Every line of the material is to be repeated exactly as it stands.

:: Provided records

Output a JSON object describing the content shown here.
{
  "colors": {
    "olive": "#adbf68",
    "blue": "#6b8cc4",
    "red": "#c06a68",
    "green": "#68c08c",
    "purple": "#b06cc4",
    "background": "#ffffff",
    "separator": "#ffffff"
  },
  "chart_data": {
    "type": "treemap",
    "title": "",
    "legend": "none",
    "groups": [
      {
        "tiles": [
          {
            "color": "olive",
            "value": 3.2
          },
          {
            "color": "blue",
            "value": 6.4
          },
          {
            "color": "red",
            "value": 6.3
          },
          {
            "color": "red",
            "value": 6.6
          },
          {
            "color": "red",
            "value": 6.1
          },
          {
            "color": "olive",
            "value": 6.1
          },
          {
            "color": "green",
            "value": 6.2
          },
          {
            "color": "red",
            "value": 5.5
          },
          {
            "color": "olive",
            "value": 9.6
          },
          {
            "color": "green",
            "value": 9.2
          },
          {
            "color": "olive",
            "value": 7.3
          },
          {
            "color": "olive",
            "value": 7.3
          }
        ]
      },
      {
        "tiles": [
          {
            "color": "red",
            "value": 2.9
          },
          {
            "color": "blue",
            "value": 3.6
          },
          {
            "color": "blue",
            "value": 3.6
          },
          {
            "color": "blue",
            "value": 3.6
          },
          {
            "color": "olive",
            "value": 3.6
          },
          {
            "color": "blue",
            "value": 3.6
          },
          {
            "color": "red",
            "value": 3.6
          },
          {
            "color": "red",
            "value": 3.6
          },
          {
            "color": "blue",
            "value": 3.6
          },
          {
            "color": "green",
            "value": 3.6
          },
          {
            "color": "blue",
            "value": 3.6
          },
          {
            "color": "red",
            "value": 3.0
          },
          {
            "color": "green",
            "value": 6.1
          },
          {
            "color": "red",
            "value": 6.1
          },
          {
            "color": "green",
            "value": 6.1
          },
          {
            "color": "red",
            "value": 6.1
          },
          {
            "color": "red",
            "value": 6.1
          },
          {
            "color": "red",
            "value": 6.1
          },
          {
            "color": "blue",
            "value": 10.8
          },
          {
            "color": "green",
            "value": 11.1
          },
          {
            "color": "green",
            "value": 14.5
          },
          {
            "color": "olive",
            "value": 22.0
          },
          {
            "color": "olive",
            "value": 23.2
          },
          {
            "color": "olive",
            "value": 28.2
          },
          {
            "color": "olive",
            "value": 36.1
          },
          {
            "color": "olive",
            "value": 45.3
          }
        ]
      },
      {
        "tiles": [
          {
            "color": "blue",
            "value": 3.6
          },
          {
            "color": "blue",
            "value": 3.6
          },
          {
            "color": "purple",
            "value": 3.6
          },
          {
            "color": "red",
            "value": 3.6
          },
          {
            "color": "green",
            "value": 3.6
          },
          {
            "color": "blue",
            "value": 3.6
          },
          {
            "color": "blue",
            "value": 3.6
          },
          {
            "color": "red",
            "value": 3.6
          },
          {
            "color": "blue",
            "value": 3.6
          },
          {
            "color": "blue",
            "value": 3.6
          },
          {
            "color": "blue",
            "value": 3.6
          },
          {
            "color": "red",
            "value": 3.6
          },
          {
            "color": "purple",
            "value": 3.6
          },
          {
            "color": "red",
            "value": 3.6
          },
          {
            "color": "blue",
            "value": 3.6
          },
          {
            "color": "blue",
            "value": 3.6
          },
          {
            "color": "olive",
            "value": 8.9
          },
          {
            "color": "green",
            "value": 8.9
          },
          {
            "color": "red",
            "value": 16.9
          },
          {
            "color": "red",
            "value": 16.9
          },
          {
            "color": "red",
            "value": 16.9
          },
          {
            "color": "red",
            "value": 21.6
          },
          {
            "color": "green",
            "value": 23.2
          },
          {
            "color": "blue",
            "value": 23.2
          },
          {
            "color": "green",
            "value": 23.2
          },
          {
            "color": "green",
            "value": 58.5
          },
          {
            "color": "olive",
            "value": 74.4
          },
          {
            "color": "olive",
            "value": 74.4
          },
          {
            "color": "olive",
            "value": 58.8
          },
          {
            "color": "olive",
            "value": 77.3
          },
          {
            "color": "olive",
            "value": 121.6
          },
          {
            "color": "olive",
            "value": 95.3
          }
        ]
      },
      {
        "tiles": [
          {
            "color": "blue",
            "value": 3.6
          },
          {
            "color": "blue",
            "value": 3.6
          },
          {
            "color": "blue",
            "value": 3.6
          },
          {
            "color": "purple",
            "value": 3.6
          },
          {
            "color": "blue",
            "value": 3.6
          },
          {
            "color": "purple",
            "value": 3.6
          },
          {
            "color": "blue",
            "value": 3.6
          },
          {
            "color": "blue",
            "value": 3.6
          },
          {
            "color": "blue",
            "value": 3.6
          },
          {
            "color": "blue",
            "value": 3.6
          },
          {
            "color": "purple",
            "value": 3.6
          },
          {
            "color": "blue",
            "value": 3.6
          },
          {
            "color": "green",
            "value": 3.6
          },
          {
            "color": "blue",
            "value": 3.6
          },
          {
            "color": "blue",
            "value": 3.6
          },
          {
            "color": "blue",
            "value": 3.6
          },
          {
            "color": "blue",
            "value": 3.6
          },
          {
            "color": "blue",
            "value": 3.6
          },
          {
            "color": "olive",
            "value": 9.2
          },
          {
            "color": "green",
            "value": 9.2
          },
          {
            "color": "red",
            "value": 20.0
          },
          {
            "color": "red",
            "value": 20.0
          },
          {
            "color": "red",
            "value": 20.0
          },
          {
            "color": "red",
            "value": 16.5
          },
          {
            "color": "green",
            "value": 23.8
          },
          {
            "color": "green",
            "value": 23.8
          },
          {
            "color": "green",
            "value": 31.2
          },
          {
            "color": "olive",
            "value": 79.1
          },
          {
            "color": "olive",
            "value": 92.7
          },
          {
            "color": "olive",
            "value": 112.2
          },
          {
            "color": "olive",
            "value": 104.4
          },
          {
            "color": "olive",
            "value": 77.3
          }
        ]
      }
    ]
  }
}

::::

■ **Exercise response**:
Output a JSON object describing the content shown here.
{
  "colors": {
    "olive": "#adbf68",
    "blue": "#6b8cc4",
    "red": "#c06a68",
    "green": "#68c08c",
    "purple": "#b06cc4",
    "background": "#ffffff",
    "separator": "#ffffff"
  },
  "chart_data": {
    "type": "treemap",
    "title": "",
    "legend": "none",
    "groups": [
      {
        "tiles": [
          {
            "color": "olive",
            "value": 3.2
          },
          {
            "color": "blue",
            "value": 6.4
          },
          {
            "color": "red",
            "value": 6.3
          },
          {
            "color": "red",
            "value": 6.6
          },
          {
            "color": "red",
            "value": 6.1
          },
          {
            "color": "olive",
            "value": 6.1
          },
          {
            "color": "green",
            "value": 6.2
          },
          {
            "color": "red",
            "value": 5.5
          },
          {
            "color": "olive",
            "value": 9.6
          },
          {
            "color": "green",
            "value": 9.2
          },
          {
            "color": "olive",
            "value": 7.3
          },
          {
            "color": "olive",
            "value": 7.3
          }
        ]
      },
      {
        "tiles": [
          {
            "color": "red",
            "value": 2.9
          },
          {
            "color": "blue",
            "value": 3.6
          },
          {
            "color": "blue",
            "value": 3.6
          },
          {
            "color": "blue",
            "value": 3.6
          },
          {
            "color": "olive",
            "value": 3.6
          },
          {
            "color": "blue",
            "value": 3.6
          },
          {
            "color": "red",
            "value": 3.6
          },
          {
            "color": "red",
            "value": 3.6
          },
          {
            "color": "blue",
            "value": 3.6
          },
          {
            "color": "green",
            "value": 3.6
          },
          {
            "color": "blue",
            "value": 3.6
          },
          {
            "color": "red",
            "value": 3.0
          },
          {
            "color": "green",
            "value": 6.1
          },
          {
            "color": "red",
            "value": 6.1
          },
          {
            "color": "green",
            "value": 6.1
          },
          {
            "color": "red",
            "value": 6.1
          },
          {
            "color": "red",
            "value": 6.1
          },
          {
            "color": "red",
            "value": 6.1
          },
          {
            "color": "blue",
            "value": 10.8
          },
          {
            "color": "green",
            "value": 11.1
          },
          {
            "color": "green",
            "value": 14.5
          },
          {
            "color": "olive",
            "value": 22.0
          },
          {
            "color": "olive",
            "value": 23.2
          },
          {
            "color": "olive",
            "value": 28.2
          },
          {
            "color": "olive",
            "value": 36.1
          },
          {
            "color": "olive",
            "value": 45.3
          }
        ]
      },
      {
        "tiles": [
          {
            "color": "blue",
            "value": 3.6
          },
          {
            "color": "blue",
            "value": 3.6
          },
          {
            "color": "purple",
            "value": 3.6
          },
          {
            "color": "red",
            "value": 3.6
          },
          {
            "color": "green",
            "value": 3.6
          },
          {
            "color": "blue",
            "value": 3.6
          },
          {
            "color": "blue",
            "value": 3.6
          },
          {
            "color": "red",
            "value": 3.6
          },
          {
            "color": "blue",
            "value": 3.6
          },
          {
            "color": "blue",
            "value": 3.6
          },
          {
            "color": "blue",
            "value": 3.6
          },
          {
            "color": "red",
            "value": 3.6
          },
          {
            "color": "purple",
            "value": 3.6
          },
          {
            "color": "red",
            "value": 3.6
          },
          {
            "color": "blue",
            "value": 3.6
          },
          {
            "color": "blue",
            "value": 3.6
          },
          {
            "color": "olive",
            "value": 8.9
          },
          {
            "color": "green",
            "value": 8.9
          },
          {
            "color": "red",
            "value": 16.9
          },
          {
            "color": "red",
            "value": 16.9
          },
          {
            "color": "red",
            "value": 16.9
          },
          {
            "color": "red",
            "value": 21.6
          },
          {
            "color": "green",
            "value": 23.2
          },
          {
            "color": "blue",
            "value": 23.2
          },
          {
            "color": "green",
            "value": 23.2
          },
          {
            "color": "green",
            "value": 58.5
          },
          {
            "color": "olive",
            "value": 74.4
          },
          {
            "color": "olive",
            "value": 74.4
          },
          {
            "color": "olive",
            "value": 58.8
          },
          {
            "color": "olive",
            "value": 77.3
          },
          {
            "color": "olive",
            "value": 121.6
          },
          {
            "color": "olive",
            "value": 95.3
          }
        ]
      },
      {
        "tiles": [
          {
            "color": "blue",
            "value": 3.6
          },
          {
            "color": "blue",
            "value": 3.6
          },
          {
            "color": "blue",
            "value": 3.6
          },
          {
            "color": "purple",
            "value": 3.6
          },
          {
            "color": "blue",
            "value": 3.6
          },
          {
            "color": "purple",
            "value": 3.6
          },
          {
            "color": "blue",
            "value": 3.6
          },
          {
            "color": "blue",
            "value": 3.6
          },
          {
            "color": "blue",
            "value": 3.6
          },
          {
            "color": "blue",
            "value": 3.6
          },
          {
            "color": "purple",
            "value": 3.6
          },
          {
            "color": "blue",
            "value": 3.6
          },
          {
            "color": "green",
            "value": 3.6
          },
          {
            "color": "blue",
            "value": 3.6
          },
          {
            "color": "blue",
            "value": 3.6
          },
          {
            "color": "blue",
            "value": 3.6
          },
          {
            "color": "blue",
            "value": 3.6
          },
          {
            "color": "blue",
            "value": 3.6
          },
          {
            "color": "olive",
            "value": 9.2
          },
          {
            "color": "green",
            "value": 9.2
          },
          {
            "color": "red",
            "value": 20.0
          },
          {
            "color": "red",
            "value": 20.0
          },
          {
            "color": "red",
            "value": 20.0
          },
          {
            "color": "red",
            "value": 16.5
          },
          {
            "color": "green",
            "value": 23.8
          },
          {
            "color": "green",
            "value": 23.8
          },
          {
            "color": "green",
            "value": 31.2
          },
          {
            "color": "olive",
            "value": 79.1
          },
          {
            "color": "olive",
            "value": 92.7
          },
          {
            "color": "olive",
            "value": 112.2
          },
          {
            "color": "olive",
            "value": 104.4
          },
          {
            "color": "olive",
            "value": 77.3
          }
        ]
      }
    ]
  }
}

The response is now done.